▸ **SUPPLIED RECORDS**
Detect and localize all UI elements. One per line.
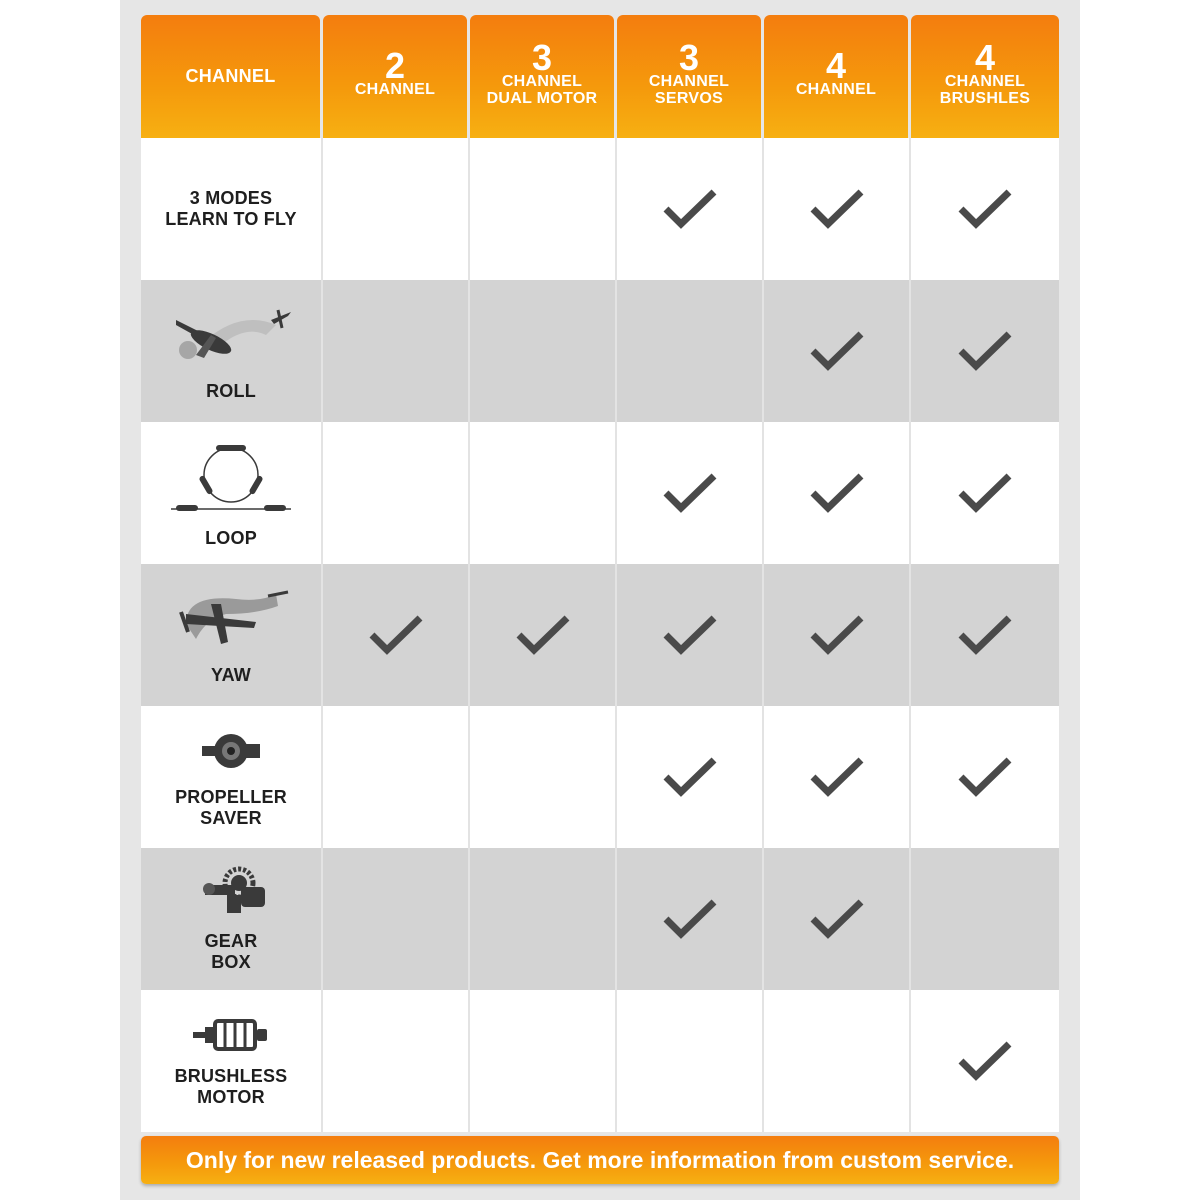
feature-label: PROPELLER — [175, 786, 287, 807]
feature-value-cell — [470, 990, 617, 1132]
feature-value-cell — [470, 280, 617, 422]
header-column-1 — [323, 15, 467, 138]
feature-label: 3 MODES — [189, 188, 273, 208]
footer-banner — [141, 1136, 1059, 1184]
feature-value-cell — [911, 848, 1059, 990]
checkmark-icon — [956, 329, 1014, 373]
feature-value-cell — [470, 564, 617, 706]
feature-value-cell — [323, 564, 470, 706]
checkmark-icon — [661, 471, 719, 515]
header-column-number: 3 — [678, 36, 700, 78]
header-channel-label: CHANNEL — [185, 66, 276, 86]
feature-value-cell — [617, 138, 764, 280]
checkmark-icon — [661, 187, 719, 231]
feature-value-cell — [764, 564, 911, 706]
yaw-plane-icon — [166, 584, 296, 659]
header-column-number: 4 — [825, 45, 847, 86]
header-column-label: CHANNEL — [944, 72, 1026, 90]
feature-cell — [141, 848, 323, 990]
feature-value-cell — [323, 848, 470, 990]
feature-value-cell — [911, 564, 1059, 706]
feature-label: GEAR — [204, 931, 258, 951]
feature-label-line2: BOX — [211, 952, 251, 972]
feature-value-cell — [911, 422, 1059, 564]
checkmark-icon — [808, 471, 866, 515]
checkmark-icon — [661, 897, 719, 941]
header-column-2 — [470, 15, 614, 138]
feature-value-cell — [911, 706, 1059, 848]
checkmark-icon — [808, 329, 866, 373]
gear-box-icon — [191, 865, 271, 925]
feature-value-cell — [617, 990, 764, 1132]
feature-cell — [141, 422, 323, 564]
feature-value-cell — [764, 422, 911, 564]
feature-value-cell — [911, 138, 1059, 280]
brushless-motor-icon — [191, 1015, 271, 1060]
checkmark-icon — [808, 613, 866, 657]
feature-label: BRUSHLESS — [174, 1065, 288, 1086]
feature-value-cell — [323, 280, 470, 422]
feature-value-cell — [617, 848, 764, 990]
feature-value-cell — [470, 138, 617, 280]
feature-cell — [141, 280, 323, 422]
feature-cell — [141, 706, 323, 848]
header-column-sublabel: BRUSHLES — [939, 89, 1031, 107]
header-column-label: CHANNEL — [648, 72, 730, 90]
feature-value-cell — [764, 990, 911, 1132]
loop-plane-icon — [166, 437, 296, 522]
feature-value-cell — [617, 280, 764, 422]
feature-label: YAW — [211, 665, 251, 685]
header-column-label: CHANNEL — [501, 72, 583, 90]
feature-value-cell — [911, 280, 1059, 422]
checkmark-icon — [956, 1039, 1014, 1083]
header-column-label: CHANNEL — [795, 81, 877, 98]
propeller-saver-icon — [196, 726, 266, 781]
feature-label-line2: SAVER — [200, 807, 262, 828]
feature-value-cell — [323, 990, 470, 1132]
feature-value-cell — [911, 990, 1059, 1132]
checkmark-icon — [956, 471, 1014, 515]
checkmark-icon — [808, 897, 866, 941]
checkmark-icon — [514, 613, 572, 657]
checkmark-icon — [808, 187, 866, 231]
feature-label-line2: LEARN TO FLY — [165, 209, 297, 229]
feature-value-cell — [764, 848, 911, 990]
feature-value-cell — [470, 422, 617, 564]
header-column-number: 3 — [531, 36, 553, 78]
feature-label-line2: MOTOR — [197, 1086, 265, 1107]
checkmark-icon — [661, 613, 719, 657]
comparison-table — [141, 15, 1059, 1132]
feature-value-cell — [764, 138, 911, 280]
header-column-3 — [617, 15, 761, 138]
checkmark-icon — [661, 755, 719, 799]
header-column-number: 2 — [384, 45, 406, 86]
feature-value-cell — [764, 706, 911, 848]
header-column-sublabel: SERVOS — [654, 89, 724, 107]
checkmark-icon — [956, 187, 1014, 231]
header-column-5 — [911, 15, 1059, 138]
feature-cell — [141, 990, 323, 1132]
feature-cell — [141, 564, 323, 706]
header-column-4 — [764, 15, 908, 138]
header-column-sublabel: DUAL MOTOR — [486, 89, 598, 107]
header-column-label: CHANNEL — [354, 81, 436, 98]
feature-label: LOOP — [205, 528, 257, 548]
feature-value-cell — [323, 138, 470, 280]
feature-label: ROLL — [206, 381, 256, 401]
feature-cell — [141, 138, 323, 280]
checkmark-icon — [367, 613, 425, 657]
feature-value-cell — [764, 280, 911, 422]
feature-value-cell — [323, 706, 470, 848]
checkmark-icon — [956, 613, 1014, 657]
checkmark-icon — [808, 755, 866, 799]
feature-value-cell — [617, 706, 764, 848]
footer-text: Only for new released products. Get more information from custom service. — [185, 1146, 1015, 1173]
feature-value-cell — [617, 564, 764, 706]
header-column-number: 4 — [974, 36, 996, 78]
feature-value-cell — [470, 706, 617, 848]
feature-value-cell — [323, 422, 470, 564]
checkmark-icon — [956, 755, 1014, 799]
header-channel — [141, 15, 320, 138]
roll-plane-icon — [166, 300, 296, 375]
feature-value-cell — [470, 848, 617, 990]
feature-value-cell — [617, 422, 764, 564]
* * *
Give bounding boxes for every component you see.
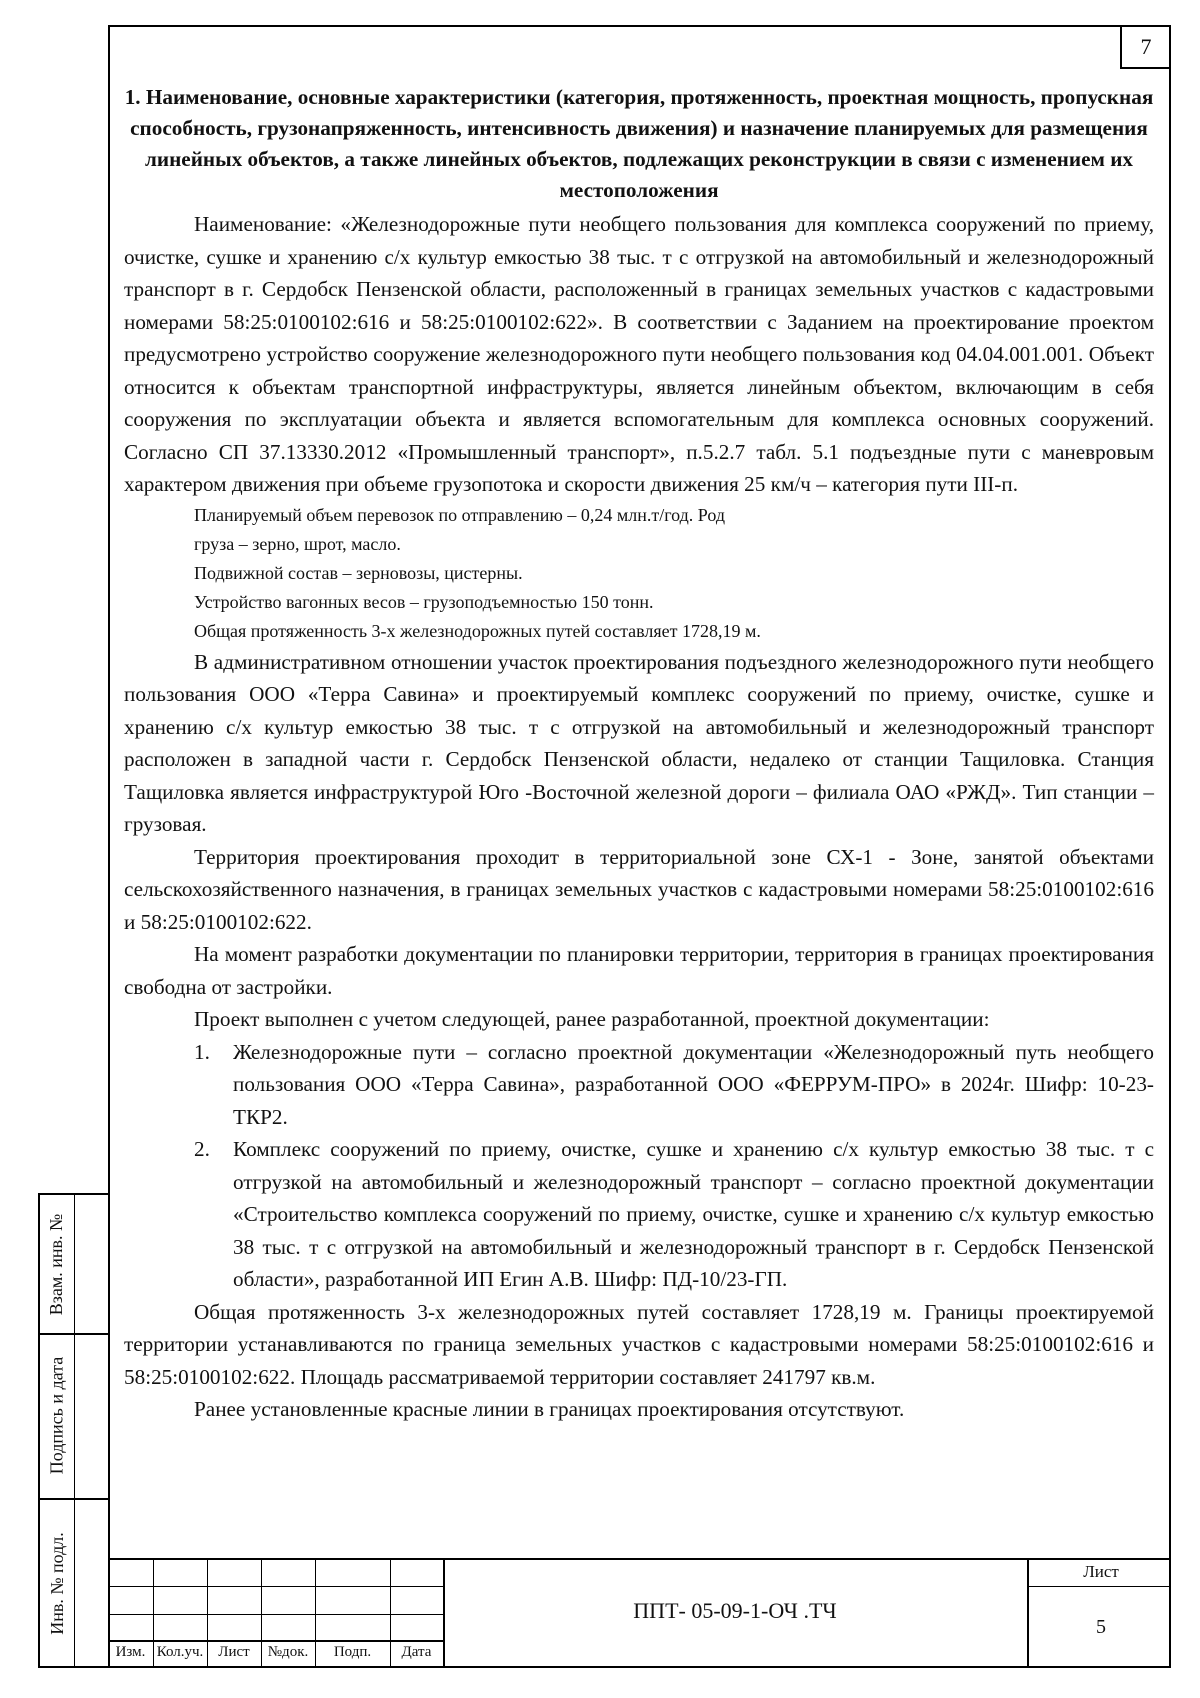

▸ **WRITTEN TASK**
Can you copy the material above word for word, starting with the line containing "Detect and localize" and ending with the line containing "feature-label: 3 MODES — [189, 188, 273, 208]", with both of those lines included and the pictures left out?

▸ **ANSWER FOR THIS EXERCISE**
Detect and localize all UI elements. One per line.
feature-label: PROPELLER — [175, 786, 287, 807]
feature-value-cell — [470, 990, 617, 1132]
feature-value-cell — [470, 280, 617, 422]
header-column-1 — [323, 15, 467, 138]
feature-label: 3 MODES — [189, 188, 273, 208]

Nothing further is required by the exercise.